> EXERCISE GOAL
Repeat all of the material below exactly as written, images excluded.

> AVAILABLE RECORDS

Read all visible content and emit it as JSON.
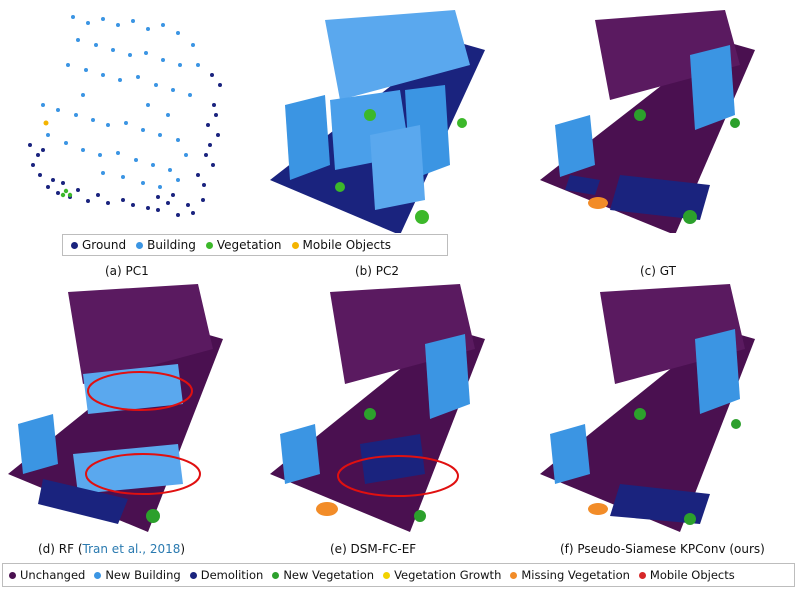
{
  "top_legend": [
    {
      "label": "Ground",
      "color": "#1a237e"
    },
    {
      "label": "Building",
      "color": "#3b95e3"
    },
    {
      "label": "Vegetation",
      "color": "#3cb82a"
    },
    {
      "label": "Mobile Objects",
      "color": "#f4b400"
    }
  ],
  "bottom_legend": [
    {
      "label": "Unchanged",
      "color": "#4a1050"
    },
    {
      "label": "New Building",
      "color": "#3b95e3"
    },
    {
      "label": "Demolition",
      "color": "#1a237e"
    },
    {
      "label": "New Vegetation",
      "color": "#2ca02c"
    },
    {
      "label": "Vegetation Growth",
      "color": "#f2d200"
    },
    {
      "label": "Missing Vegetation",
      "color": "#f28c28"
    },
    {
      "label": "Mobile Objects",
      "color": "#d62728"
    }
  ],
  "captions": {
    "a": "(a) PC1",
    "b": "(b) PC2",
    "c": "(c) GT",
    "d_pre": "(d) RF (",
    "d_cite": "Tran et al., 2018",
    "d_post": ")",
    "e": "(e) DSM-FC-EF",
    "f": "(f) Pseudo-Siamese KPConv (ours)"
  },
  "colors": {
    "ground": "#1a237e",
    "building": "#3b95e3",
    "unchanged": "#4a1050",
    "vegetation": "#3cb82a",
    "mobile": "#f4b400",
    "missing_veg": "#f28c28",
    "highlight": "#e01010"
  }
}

> TASK SOLUTION
Read all visible content and emit it as JSON.
{
  "top_legend": [
    {
      "label": "Ground",
      "color": "#1a237e"
    },
    {
      "label": "Building",
      "color": "#3b95e3"
    },
    {
      "label": "Vegetation",
      "color": "#3cb82a"
    },
    {
      "label": "Mobile Objects",
      "color": "#f4b400"
    }
  ],
  "bottom_legend": [
    {
      "label": "Unchanged",
      "color": "#4a1050"
    },
    {
      "label": "New Building",
      "color": "#3b95e3"
    },
    {
      "label": "Demolition",
      "color": "#1a237e"
    },
    {
      "label": "New Vegetation",
      "color": "#2ca02c"
    },
    {
      "label": "Vegetation Growth",
      "color": "#f2d200"
    },
    {
      "label": "Missing Vegetation",
      "color": "#f28c28"
    },
    {
      "label": "Mobile Objects",
      "color": "#d62728"
    }
  ],
  "captions": {
    "a": "(a) PC1",
    "b": "(b) PC2",
    "c": "(c) GT",
    "d_pre": "(d) RF (",
    "d_cite": "Tran et al., 2018",
    "d_post": ")",
    "e": "(e) DSM-FC-EF",
    "f": "(f) Pseudo-Siamese KPConv (ours)"
  },
  "colors": {
    "ground": "#1a237e",
    "building": "#3b95e3",
    "unchanged": "#4a1050",
    "vegetation": "#3cb82a",
    "mobile": "#f4b400",
    "missing_veg": "#f28c28",
    "highlight": "#e01010"
  }
}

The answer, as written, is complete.